Please return each of the entries below exactly as they appear.

▶ _Input for this task_

········

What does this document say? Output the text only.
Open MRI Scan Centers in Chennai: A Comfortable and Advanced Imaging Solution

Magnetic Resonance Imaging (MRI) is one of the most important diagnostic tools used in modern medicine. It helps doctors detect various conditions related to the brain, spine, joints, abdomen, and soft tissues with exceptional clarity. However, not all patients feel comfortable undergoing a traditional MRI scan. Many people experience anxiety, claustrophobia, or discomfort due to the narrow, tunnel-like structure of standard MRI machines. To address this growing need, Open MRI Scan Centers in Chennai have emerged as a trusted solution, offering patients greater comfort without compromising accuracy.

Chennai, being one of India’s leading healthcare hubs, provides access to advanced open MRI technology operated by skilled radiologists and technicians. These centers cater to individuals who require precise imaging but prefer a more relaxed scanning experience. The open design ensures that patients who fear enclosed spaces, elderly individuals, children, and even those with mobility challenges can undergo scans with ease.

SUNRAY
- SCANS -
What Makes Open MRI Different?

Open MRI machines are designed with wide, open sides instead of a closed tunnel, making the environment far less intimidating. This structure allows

········

▶ _Answer below_
What does this document say? Output the text only.
Open MRI Scan Centers in Chennai: A Comfortable and Advanced Imaging Solution

Magnetic Resonance Imaging (MRI) is one of the most important diagnostic tools used in modern medicine. It helps doctors detect various conditions related to the brain, spine, joints, abdomen, and soft tissues with exceptional clarity. However, not all patients feel comfortable undergoing a traditional MRI scan. Many people experience anxiety, claustrophobia, or discomfort due to the narrow, tunnel-like structure of standard MRI machines. To address this growing need, Open MRI Scan Centers in Chennai have emerged as a trusted solution, offering patients greater comfort without compromising accuracy.

Chennai, being one of India’s leading healthcare hubs, provides access to advanced open MRI technology operated by skilled radiologists and technicians. These centers cater to individuals who require precise imaging but prefer a more relaxed scanning experience. The open design ensures that patients who fear enclosed spaces, elderly individuals, children, and even those with mobility challenges can undergo scans with ease.

SUNRAY
- SCANS -
What Makes Open MRI Different?

Open MRI machines are designed with wide, open sides instead of a closed tunnel, making the environment far less intimidating. This structure allows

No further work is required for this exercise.